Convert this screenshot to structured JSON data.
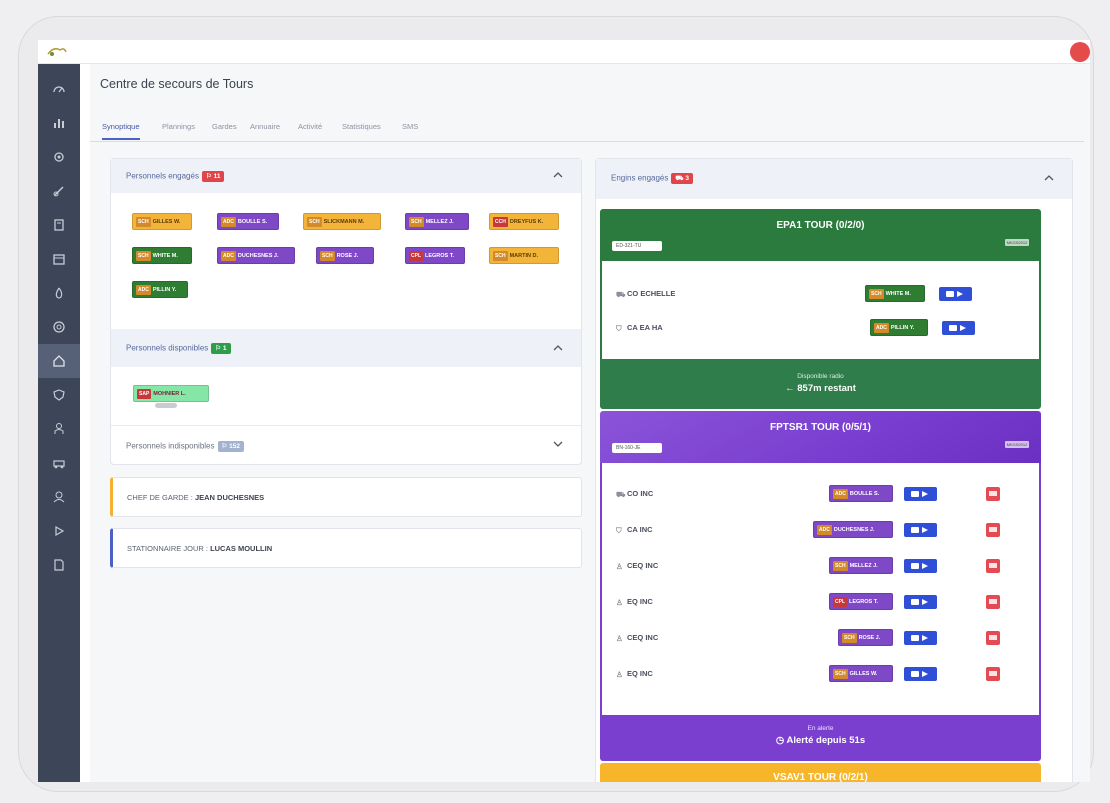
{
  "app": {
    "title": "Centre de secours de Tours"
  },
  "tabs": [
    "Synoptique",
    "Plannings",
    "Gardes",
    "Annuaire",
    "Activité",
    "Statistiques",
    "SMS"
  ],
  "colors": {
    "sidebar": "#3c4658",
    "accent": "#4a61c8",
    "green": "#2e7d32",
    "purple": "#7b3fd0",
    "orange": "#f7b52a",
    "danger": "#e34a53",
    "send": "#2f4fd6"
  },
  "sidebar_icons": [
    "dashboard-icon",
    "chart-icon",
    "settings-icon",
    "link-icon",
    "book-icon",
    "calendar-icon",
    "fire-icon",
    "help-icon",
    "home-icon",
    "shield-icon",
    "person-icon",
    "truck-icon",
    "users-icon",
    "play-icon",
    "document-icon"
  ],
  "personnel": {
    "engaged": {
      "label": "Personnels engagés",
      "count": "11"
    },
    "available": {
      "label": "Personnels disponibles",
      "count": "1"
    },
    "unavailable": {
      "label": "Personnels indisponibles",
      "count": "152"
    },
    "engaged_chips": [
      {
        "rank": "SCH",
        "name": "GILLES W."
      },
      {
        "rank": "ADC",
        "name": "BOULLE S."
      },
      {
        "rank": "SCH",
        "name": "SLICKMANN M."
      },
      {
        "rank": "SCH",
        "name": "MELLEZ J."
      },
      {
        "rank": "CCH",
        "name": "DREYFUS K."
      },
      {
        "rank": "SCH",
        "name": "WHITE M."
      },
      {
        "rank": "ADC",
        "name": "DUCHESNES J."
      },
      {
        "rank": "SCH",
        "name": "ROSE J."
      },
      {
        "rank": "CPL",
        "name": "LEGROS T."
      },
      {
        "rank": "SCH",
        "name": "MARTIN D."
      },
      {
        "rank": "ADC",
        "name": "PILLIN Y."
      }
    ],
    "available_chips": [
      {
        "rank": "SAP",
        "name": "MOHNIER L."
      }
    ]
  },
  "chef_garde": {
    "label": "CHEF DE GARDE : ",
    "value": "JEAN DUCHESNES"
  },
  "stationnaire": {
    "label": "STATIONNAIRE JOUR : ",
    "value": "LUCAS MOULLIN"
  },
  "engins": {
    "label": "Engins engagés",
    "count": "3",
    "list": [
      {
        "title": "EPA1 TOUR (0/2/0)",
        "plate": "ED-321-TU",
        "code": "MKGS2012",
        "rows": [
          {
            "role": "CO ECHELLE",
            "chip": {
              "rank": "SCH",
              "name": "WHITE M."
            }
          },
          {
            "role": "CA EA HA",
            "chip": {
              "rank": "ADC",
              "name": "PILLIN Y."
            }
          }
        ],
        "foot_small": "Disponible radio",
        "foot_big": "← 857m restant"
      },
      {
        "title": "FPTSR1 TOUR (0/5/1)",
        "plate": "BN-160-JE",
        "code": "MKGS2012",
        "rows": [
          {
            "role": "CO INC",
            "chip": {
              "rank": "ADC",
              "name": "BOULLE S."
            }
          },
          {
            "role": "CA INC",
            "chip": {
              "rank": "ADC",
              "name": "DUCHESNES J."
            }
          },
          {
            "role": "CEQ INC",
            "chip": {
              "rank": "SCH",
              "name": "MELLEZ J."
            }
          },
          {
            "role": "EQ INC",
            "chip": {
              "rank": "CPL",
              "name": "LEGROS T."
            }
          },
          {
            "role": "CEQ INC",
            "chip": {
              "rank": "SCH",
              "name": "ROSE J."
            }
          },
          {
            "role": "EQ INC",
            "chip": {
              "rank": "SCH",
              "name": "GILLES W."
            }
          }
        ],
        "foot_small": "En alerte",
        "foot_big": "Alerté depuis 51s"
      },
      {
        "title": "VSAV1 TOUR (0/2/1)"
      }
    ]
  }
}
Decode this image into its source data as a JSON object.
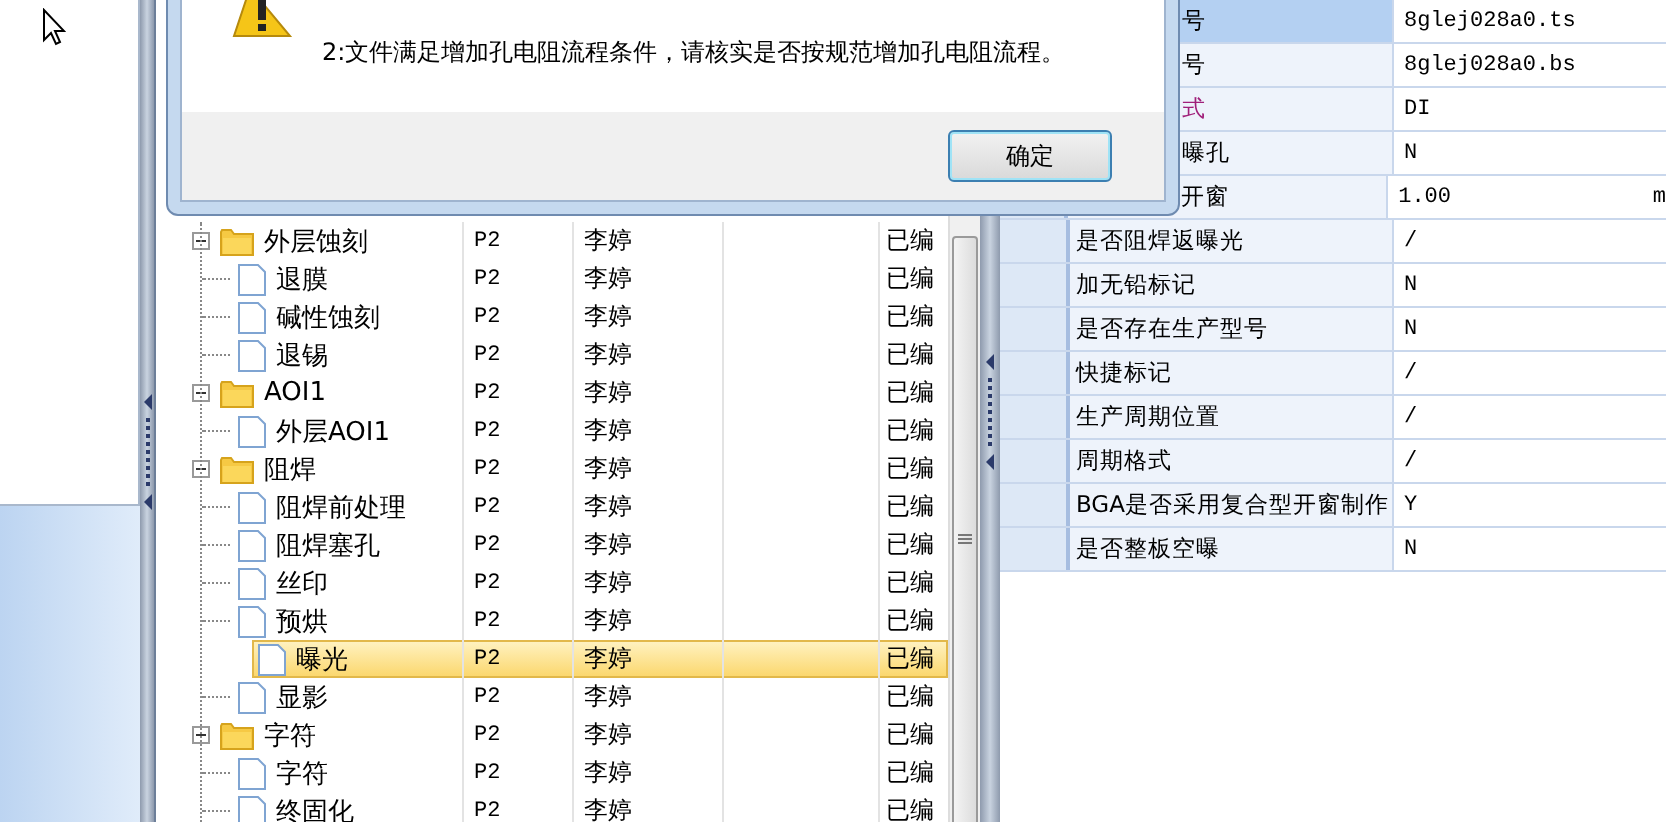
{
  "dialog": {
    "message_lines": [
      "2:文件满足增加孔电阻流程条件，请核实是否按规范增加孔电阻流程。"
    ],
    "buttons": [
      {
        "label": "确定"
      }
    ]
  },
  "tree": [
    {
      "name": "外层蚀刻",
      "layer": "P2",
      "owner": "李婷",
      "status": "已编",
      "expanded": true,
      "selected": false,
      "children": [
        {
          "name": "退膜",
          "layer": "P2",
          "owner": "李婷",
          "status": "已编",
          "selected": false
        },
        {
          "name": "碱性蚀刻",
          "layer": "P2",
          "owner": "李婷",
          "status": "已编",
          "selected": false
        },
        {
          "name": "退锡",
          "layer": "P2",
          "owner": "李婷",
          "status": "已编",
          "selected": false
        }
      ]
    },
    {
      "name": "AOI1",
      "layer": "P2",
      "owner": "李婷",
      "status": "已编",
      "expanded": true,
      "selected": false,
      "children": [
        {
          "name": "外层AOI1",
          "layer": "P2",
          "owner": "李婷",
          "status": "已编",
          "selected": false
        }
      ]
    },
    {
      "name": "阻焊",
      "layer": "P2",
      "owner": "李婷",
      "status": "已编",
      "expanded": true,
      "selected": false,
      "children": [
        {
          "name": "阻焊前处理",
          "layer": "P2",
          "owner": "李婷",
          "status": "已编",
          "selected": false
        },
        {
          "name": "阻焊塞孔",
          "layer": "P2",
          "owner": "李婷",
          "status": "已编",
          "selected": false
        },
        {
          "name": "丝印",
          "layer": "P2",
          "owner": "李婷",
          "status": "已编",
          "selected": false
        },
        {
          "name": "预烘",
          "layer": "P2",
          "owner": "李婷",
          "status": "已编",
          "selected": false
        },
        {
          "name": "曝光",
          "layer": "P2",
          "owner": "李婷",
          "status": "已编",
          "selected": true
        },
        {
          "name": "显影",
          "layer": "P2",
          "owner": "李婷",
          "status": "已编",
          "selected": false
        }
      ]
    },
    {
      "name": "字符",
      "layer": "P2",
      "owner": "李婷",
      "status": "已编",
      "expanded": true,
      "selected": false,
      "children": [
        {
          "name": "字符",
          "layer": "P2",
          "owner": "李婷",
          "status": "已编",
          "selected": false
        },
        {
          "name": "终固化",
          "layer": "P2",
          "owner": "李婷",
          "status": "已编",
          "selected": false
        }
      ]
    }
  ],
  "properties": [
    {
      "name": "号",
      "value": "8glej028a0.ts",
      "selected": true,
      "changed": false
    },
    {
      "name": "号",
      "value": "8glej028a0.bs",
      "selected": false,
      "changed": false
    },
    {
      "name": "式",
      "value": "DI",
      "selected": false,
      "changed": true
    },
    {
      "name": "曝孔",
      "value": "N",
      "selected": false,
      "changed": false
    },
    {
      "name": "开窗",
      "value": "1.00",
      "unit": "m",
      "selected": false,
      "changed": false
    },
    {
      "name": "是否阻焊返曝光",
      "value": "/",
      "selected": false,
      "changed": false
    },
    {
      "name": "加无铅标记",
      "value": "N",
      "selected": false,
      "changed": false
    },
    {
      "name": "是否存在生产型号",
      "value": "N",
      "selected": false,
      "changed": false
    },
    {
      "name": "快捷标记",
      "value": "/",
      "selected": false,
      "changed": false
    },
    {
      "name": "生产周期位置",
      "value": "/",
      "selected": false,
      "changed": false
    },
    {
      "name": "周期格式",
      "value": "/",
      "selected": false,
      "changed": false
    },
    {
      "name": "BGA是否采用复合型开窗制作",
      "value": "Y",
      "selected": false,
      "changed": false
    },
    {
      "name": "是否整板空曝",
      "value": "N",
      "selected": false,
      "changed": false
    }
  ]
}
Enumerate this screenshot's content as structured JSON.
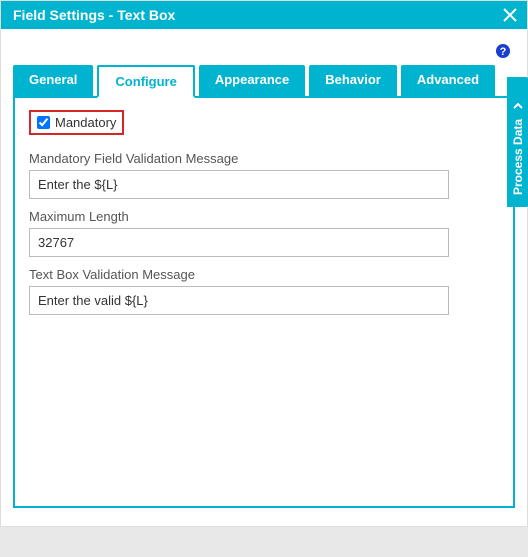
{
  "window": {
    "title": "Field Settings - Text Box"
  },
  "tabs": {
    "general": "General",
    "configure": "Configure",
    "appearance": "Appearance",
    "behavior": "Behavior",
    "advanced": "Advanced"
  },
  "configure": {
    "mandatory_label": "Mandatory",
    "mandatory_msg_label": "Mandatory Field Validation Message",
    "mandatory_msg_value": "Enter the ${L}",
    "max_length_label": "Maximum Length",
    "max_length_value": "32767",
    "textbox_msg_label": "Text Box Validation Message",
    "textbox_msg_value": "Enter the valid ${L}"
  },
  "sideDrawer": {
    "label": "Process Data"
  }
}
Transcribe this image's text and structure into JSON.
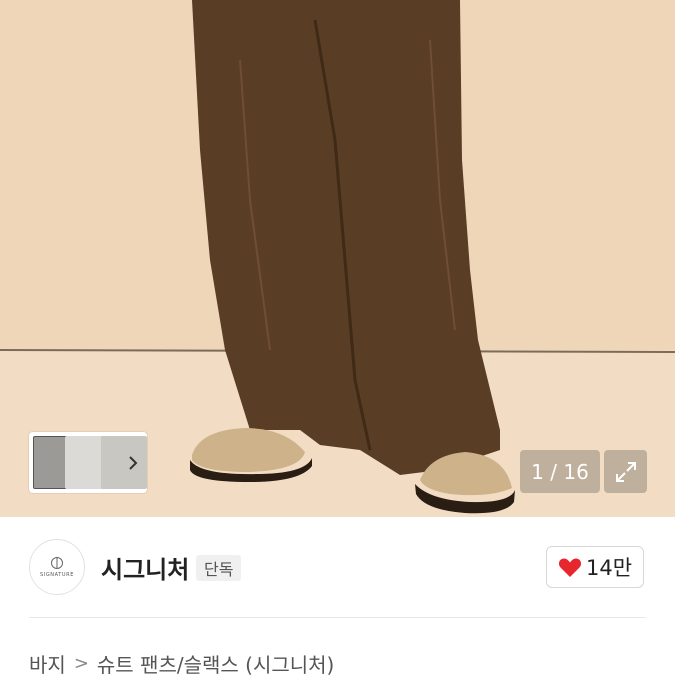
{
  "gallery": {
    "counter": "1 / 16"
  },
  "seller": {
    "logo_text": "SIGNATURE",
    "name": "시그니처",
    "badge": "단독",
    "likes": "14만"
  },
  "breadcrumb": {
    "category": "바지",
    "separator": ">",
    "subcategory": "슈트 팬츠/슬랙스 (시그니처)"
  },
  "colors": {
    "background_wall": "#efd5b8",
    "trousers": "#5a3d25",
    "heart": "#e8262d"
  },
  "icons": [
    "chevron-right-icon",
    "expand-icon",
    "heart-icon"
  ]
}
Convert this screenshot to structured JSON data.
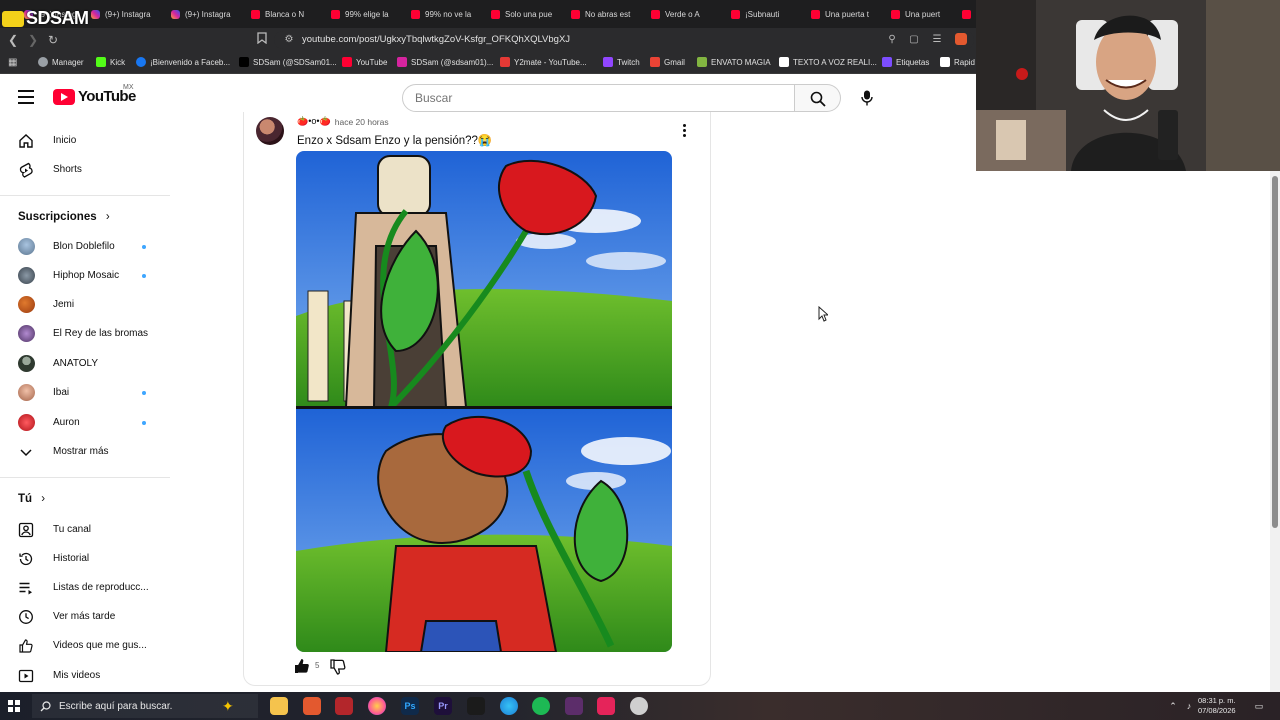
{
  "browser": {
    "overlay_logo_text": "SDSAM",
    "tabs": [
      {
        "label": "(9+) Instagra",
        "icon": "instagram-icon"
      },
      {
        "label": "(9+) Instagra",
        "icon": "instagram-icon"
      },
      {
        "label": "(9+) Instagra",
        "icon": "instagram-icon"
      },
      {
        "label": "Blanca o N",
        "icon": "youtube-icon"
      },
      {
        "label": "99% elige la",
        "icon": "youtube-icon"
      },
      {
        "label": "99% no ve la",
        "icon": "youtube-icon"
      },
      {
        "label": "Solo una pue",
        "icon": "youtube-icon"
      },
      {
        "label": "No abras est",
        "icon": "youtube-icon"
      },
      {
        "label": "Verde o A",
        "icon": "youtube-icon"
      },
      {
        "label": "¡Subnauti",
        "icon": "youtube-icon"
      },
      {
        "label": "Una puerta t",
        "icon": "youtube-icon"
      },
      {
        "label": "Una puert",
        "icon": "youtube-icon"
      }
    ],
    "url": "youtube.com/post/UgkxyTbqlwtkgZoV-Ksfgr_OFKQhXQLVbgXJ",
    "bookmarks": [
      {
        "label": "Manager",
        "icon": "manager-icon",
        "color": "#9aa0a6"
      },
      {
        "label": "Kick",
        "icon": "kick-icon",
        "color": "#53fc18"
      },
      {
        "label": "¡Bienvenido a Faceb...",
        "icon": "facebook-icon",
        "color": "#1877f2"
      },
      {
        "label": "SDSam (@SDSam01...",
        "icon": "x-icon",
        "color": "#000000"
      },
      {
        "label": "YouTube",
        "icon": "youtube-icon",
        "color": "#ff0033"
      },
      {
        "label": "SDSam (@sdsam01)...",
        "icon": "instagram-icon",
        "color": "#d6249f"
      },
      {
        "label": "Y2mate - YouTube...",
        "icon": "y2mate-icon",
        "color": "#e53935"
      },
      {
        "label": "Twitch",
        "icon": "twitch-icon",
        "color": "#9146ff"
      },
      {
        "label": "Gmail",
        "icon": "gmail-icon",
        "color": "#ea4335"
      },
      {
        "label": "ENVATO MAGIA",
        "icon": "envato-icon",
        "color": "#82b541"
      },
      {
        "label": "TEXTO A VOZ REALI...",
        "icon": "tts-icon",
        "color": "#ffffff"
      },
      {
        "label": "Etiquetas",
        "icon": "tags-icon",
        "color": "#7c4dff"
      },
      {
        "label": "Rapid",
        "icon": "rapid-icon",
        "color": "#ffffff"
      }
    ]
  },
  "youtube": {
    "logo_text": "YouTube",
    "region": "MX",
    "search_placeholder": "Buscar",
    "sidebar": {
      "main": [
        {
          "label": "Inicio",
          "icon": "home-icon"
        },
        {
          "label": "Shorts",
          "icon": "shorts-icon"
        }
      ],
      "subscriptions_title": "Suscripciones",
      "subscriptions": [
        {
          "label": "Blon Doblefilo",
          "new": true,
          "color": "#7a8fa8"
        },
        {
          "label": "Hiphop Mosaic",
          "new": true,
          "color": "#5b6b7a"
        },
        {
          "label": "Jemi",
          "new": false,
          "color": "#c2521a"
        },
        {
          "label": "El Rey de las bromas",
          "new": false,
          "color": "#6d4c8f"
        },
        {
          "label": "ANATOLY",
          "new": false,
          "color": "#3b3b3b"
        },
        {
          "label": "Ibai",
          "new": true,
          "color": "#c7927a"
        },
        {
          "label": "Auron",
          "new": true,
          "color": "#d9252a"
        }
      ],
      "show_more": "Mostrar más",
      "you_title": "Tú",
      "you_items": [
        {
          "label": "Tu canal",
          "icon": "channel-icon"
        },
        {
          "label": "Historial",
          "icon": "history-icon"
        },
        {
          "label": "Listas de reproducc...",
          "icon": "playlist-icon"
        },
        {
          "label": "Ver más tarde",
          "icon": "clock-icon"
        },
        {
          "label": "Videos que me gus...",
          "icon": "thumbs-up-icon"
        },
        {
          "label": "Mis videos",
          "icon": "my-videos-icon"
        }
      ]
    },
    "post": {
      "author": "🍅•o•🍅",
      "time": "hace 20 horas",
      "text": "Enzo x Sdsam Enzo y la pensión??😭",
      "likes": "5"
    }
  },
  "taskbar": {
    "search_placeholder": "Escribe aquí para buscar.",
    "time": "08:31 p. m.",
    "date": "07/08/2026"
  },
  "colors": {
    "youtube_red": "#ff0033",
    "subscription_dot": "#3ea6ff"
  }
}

§ **To do**
Show every line where the string "role" appears.

§ **Output for this task**
            "role": "CO ECHELLE",
            "role": "CA EA HA",
            "role": "CO INC",
            "role": "CA INC",
            "role": "CEQ INC",
            "role": "EQ INC",
            "role": "CEQ INC",
            "role": "EQ INC",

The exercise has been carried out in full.